■ Records provided ■
========

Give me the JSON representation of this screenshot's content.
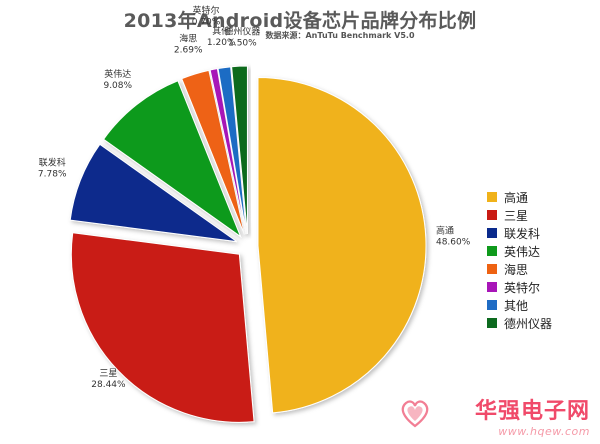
{
  "chart_data": {
    "type": "pie",
    "title": "2013年Android设备芯片品牌分布比例",
    "subtitle": "数据来源：AnTuTu Benchmark V5.0",
    "start_angle_deg": 0,
    "direction": "clockwise",
    "exploded": true,
    "legend_position": "right",
    "slices": [
      {
        "name": "高通",
        "value": 48.6,
        "label": "48.60%",
        "color": "#f0b21a"
      },
      {
        "name": "三星",
        "value": 28.44,
        "label": "28.44%",
        "color": "#c91b14"
      },
      {
        "name": "联发科",
        "value": 7.78,
        "label": "7.78%",
        "color": "#0a2a8c"
      },
      {
        "name": "英伟达",
        "value": 9.08,
        "label": "9.08%",
        "color": "#0f9a1c"
      },
      {
        "name": "海思",
        "value": 2.69,
        "label": "2.69%",
        "color": "#ee6212"
      },
      {
        "name": "英特尔",
        "value": 0.7,
        "label": "0.70%",
        "color": "#a815b8"
      },
      {
        "name": "其他",
        "value": 1.2,
        "label": "1.20%",
        "color": "#1f6cc4"
      },
      {
        "name": "德州仪器",
        "value": 1.5,
        "label": "1.50%",
        "color": "#0c6a1f"
      }
    ]
  },
  "watermark": {
    "name": "华强电子网",
    "url": "www.hqew.com",
    "logo_icon": "heart-logo-icon"
  }
}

========

■ Exercise requirements ■
In the records above, locate each line with the word "name". Copy all such lines.

■ Solution to this exercise ■
        "name": "高通",
        "name": "三星",
        "name": "联发科",
        "name": "英伟达",
        "name": "海思",
        "name": "英特尔",
        "name": "其他",
        "name": "德州仪器",
    "name": "华强电子网",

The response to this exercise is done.